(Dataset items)
+ + + + +
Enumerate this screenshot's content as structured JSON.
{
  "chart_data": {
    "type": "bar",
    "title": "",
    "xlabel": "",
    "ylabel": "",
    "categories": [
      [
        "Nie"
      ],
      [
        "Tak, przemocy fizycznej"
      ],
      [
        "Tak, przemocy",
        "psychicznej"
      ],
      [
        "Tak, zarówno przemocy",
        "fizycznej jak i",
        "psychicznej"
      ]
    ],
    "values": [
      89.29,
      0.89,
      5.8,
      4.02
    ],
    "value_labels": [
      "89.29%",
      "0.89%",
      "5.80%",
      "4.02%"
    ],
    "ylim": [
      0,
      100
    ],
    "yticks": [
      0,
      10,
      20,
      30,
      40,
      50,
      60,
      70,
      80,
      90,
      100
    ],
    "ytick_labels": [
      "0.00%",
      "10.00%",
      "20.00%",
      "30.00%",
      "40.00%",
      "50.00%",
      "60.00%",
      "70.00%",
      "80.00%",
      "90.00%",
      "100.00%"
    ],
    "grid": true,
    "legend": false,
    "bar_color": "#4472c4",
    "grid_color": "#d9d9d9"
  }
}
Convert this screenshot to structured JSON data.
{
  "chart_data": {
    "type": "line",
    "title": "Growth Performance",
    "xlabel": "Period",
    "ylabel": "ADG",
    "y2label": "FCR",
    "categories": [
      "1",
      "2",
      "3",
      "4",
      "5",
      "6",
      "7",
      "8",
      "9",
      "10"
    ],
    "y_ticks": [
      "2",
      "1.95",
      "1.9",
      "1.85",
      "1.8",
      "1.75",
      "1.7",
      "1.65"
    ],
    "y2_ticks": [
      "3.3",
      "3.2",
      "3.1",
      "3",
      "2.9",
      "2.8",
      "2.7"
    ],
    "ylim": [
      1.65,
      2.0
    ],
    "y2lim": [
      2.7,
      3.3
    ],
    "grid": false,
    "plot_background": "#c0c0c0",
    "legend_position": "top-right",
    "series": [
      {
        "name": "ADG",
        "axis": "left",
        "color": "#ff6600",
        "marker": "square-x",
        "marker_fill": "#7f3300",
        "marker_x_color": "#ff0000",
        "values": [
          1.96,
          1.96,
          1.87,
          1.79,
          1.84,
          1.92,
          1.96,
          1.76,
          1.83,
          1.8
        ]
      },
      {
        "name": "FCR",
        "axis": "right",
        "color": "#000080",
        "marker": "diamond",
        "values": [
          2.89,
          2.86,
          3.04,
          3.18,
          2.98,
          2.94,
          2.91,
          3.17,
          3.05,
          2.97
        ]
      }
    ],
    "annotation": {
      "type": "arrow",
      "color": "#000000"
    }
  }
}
+ + + + +
== GIVEN TASK ==
Print the material above once more, exactly.

== RESPONSE ==
Enumerate this screenshot's content as structured JSON.
{
  "chart_data": {
    "type": "bar",
    "title": "",
    "xlabel": "",
    "ylabel": "",
    "categories": [
      [
        "Nie"
      ],
      [
        "Tak, przemocy fizycznej"
      ],
      [
        "Tak, przemocy",
        "psychicznej"
      ],
      [
        "Tak, zarówno przemocy",
        "fizycznej jak i",
        "psychicznej"
      ]
    ],
    "values": [
      89.29,
      0.89,
      5.8,
      4.02
    ],
    "value_labels": [
      "89.29%",
      "0.89%",
      "5.80%",
      "4.02%"
    ],
    "ylim": [
      0,
      100
    ],
    "yticks": [
      0,
      10,
      20,
      30,
      40,
      50,
      60,
      70,
      80,
      90,
      100
    ],
    "ytick_labels": [
      "0.00%",
      "10.00%",
      "20.00%",
      "30.00%",
      "40.00%",
      "50.00%",
      "60.00%",
      "70.00%",
      "80.00%",
      "90.00%",
      "100.00%"
    ],
    "grid": true,
    "legend": false,
    "bar_color": "#4472c4",
    "grid_color": "#d9d9d9"
  }
}
Convert this screenshot to structured JSON data.
{
  "chart_data": {
    "type": "line",
    "title": "Growth Performance",
    "xlabel": "Period",
    "ylabel": "ADG",
    "y2label": "FCR",
    "categories": [
      "1",
      "2",
      "3",
      "4",
      "5",
      "6",
      "7",
      "8",
      "9",
      "10"
    ],
    "y_ticks": [
      "2",
      "1.95",
      "1.9",
      "1.85",
      "1.8",
      "1.75",
      "1.7",
      "1.65"
    ],
    "y2_ticks": [
      "3.3",
      "3.2",
      "3.1",
      "3",
      "2.9",
      "2.8",
      "2.7"
    ],
    "ylim": [
      1.65,
      2.0
    ],
    "y2lim": [
      2.7,
      3.3
    ],
    "grid": false,
    "plot_background": "#c0c0c0",
    "legend_position": "top-right",
    "series": [
      {
        "name": "ADG",
        "axis": "left",
        "color": "#ff6600",
        "marker": "square-x",
        "marker_fill": "#7f3300",
        "marker_x_color": "#ff0000",
        "values": [
          1.96,
          1.96,
          1.87,
          1.79,
          1.84,
          1.92,
          1.96,
          1.76,
          1.83,
          1.8
        ]
      },
      {
        "name": "FCR",
        "axis": "right",
        "color": "#000080",
        "marker": "diamond",
        "values": [
          2.89,
          2.86,
          3.04,
          3.18,
          2.98,
          2.94,
          2.91,
          3.17,
          3.05,
          2.97
        ]
      }
    ],
    "annotation": {
      "type": "arrow",
      "color": "#000000"
    }
  }
}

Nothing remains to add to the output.